DIRECTION:
Copy the data word for word, keeping every line.

++++

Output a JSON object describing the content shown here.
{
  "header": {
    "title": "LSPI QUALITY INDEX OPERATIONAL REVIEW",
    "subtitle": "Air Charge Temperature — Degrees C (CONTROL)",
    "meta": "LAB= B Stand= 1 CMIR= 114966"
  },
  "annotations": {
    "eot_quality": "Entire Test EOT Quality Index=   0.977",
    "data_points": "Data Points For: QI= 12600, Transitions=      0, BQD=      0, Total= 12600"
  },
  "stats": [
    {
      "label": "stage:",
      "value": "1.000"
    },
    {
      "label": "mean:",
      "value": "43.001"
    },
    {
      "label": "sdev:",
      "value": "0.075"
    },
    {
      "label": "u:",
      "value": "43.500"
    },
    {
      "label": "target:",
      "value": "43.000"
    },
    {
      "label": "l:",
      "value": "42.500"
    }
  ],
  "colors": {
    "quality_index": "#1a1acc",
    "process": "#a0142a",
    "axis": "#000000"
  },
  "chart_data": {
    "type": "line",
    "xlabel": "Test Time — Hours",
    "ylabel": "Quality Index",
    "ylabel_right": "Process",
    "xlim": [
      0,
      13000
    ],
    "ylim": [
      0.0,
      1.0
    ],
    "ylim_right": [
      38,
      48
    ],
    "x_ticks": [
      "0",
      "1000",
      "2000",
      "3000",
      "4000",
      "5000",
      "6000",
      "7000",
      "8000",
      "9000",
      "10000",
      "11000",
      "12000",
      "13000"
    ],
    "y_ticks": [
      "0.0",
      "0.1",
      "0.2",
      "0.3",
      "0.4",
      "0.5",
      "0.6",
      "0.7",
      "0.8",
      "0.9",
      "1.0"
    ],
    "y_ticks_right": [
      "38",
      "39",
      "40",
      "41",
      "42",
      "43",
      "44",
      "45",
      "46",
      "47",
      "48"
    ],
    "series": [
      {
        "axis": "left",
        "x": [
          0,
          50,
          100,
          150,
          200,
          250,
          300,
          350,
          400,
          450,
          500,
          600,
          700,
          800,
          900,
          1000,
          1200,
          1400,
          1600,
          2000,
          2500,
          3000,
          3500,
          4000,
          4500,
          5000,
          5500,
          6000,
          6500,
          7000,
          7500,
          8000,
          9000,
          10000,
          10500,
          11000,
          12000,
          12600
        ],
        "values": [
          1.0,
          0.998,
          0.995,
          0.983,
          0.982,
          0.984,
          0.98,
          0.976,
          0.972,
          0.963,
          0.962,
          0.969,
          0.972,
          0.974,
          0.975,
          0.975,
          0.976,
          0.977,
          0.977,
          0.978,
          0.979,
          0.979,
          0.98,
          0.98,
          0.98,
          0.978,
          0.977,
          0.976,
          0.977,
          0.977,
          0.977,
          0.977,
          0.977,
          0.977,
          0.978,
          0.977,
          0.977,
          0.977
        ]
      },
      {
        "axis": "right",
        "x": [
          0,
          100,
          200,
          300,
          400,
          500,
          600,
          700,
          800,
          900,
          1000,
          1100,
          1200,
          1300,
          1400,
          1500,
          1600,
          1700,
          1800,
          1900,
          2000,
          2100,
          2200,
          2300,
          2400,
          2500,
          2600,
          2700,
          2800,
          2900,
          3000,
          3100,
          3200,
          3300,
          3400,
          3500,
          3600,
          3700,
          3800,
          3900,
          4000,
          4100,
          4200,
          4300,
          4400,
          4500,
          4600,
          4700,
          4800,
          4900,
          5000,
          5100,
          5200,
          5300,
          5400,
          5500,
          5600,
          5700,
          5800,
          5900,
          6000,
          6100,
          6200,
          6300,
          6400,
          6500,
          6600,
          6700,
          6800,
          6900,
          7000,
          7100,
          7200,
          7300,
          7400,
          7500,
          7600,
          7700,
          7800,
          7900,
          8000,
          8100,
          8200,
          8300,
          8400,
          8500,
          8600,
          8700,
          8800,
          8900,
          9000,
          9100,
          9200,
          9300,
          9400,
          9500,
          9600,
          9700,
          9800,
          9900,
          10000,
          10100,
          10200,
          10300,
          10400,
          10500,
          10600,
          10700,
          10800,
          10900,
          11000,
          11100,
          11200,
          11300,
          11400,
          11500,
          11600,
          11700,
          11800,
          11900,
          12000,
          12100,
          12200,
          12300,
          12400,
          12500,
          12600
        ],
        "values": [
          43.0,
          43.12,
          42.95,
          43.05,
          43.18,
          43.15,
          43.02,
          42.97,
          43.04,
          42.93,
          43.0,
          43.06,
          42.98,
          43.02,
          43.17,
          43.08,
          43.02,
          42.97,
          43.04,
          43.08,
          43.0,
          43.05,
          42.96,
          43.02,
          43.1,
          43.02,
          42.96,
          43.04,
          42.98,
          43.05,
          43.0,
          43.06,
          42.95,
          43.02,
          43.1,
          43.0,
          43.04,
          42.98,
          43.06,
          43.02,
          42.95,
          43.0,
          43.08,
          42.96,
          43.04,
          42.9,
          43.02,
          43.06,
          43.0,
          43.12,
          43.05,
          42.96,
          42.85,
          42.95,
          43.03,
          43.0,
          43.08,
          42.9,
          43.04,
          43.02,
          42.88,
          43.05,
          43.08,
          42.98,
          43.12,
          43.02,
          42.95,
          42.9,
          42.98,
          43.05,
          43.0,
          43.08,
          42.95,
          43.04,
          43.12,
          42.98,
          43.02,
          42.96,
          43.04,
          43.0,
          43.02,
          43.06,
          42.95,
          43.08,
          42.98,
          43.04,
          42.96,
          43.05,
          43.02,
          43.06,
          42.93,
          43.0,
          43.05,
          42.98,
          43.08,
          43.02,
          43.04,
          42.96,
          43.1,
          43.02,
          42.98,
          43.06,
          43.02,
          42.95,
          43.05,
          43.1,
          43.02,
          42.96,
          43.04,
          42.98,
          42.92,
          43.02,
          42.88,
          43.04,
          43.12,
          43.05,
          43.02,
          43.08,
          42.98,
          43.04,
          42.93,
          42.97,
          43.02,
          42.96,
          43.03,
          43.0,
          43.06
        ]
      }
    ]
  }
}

++++

CORRECT RESULT:
Output a JSON object describing the content shown here.
{
  "header": {
    "title": "LSPI QUALITY INDEX OPERATIONAL REVIEW",
    "subtitle": "Air Charge Temperature — Degrees C (CONTROL)",
    "meta": "LAB= B Stand= 1 CMIR= 114966"
  },
  "annotations": {
    "eot_quality": "Entire Test EOT Quality Index=   0.977",
    "data_points": "Data Points For: QI= 12600, Transitions=      0, BQD=      0, Total= 12600"
  },
  "stats": [
    {
      "label": "stage:",
      "value": "1.000"
    },
    {
      "label": "mean:",
      "value": "43.001"
    },
    {
      "label": "sdev:",
      "value": "0.075"
    },
    {
      "label": "u:",
      "value": "43.500"
    },
    {
      "label": "target:",
      "value": "43.000"
    },
    {
      "label": "l:",
      "value": "42.500"
    }
  ],
  "colors": {
    "quality_index": "#1a1acc",
    "process": "#a0142a",
    "axis": "#000000"
  },
  "chart_data": {
    "type": "line",
    "xlabel": "Test Time — Hours",
    "ylabel": "Quality Index",
    "ylabel_right": "Process",
    "xlim": [
      0,
      13000
    ],
    "ylim": [
      0.0,
      1.0
    ],
    "ylim_right": [
      38,
      48
    ],
    "x_ticks": [
      "0",
      "1000",
      "2000",
      "3000",
      "4000",
      "5000",
      "6000",
      "7000",
      "8000",
      "9000",
      "10000",
      "11000",
      "12000",
      "13000"
    ],
    "y_ticks": [
      "0.0",
      "0.1",
      "0.2",
      "0.3",
      "0.4",
      "0.5",
      "0.6",
      "0.7",
      "0.8",
      "0.9",
      "1.0"
    ],
    "y_ticks_right": [
      "38",
      "39",
      "40",
      "41",
      "42",
      "43",
      "44",
      "45",
      "46",
      "47",
      "48"
    ],
    "series": [
      {
        "axis": "left",
        "x": [
          0,
          50,
          100,
          150,
          200,
          250,
          300,
          350,
          400,
          450,
          500,
          600,
          700,
          800,
          900,
          1000,
          1200,
          1400,
          1600,
          2000,
          2500,
          3000,
          3500,
          4000,
          4500,
          5000,
          5500,
          6000,
          6500,
          7000,
          7500,
          8000,
          9000,
          10000,
          10500,
          11000,
          12000,
          12600
        ],
        "values": [
          1.0,
          0.998,
          0.995,
          0.983,
          0.982,
          0.984,
          0.98,
          0.976,
          0.972,
          0.963,
          0.962,
          0.969,
          0.972,
          0.974,
          0.975,
          0.975,
          0.976,
          0.977,
          0.977,
          0.978,
          0.979,
          0.979,
          0.98,
          0.98,
          0.98,
          0.978,
          0.977,
          0.976,
          0.977,
          0.977,
          0.977,
          0.977,
          0.977,
          0.977,
          0.978,
          0.977,
          0.977,
          0.977
        ]
      },
      {
        "axis": "right",
        "x": [
          0,
          100,
          200,
          300,
          400,
          500,
          600,
          700,
          800,
          900,
          1000,
          1100,
          1200,
          1300,
          1400,
          1500,
          1600,
          1700,
          1800,
          1900,
          2000,
          2100,
          2200,
          2300,
          2400,
          2500,
          2600,
          2700,
          2800,
          2900,
          3000,
          3100,
          3200,
          3300,
          3400,
          3500,
          3600,
          3700,
          3800,
          3900,
          4000,
          4100,
          4200,
          4300,
          4400,
          4500,
          4600,
          4700,
          4800,
          4900,
          5000,
          5100,
          5200,
          5300,
          5400,
          5500,
          5600,
          5700,
          5800,
          5900,
          6000,
          6100,
          6200,
          6300,
          6400,
          6500,
          6600,
          6700,
          6800,
          6900,
          7000,
          7100,
          7200,
          7300,
          7400,
          7500,
          7600,
          7700,
          7800,
          7900,
          8000,
          8100,
          8200,
          8300,
          8400,
          8500,
          8600,
          8700,
          8800,
          8900,
          9000,
          9100,
          9200,
          9300,
          9400,
          9500,
          9600,
          9700,
          9800,
          9900,
          10000,
          10100,
          10200,
          10300,
          10400,
          10500,
          10600,
          10700,
          10800,
          10900,
          11000,
          11100,
          11200,
          11300,
          11400,
          11500,
          11600,
          11700,
          11800,
          11900,
          12000,
          12100,
          12200,
          12300,
          12400,
          12500,
          12600
        ],
        "values": [
          43.0,
          43.12,
          42.95,
          43.05,
          43.18,
          43.15,
          43.02,
          42.97,
          43.04,
          42.93,
          43.0,
          43.06,
          42.98,
          43.02,
          43.17,
          43.08,
          43.02,
          42.97,
          43.04,
          43.08,
          43.0,
          43.05,
          42.96,
          43.02,
          43.1,
          43.02,
          42.96,
          43.04,
          42.98,
          43.05,
          43.0,
          43.06,
          42.95,
          43.02,
          43.1,
          43.0,
          43.04,
          42.98,
          43.06,
          43.02,
          42.95,
          43.0,
          43.08,
          42.96,
          43.04,
          42.9,
          43.02,
          43.06,
          43.0,
          43.12,
          43.05,
          42.96,
          42.85,
          42.95,
          43.03,
          43.0,
          43.08,
          42.9,
          43.04,
          43.02,
          42.88,
          43.05,
          43.08,
          42.98,
          43.12,
          43.02,
          42.95,
          42.9,
          42.98,
          43.05,
          43.0,
          43.08,
          42.95,
          43.04,
          43.12,
          42.98,
          43.02,
          42.96,
          43.04,
          43.0,
          43.02,
          43.06,
          42.95,
          43.08,
          42.98,
          43.04,
          42.96,
          43.05,
          43.02,
          43.06,
          42.93,
          43.0,
          43.05,
          42.98,
          43.08,
          43.02,
          43.04,
          42.96,
          43.1,
          43.02,
          42.98,
          43.06,
          43.02,
          42.95,
          43.05,
          43.1,
          43.02,
          42.96,
          43.04,
          42.98,
          42.92,
          43.02,
          42.88,
          43.04,
          43.12,
          43.05,
          43.02,
          43.08,
          42.98,
          43.04,
          42.93,
          42.97,
          43.02,
          42.96,
          43.03,
          43.0,
          43.06
        ]
      }
    ]
  }
}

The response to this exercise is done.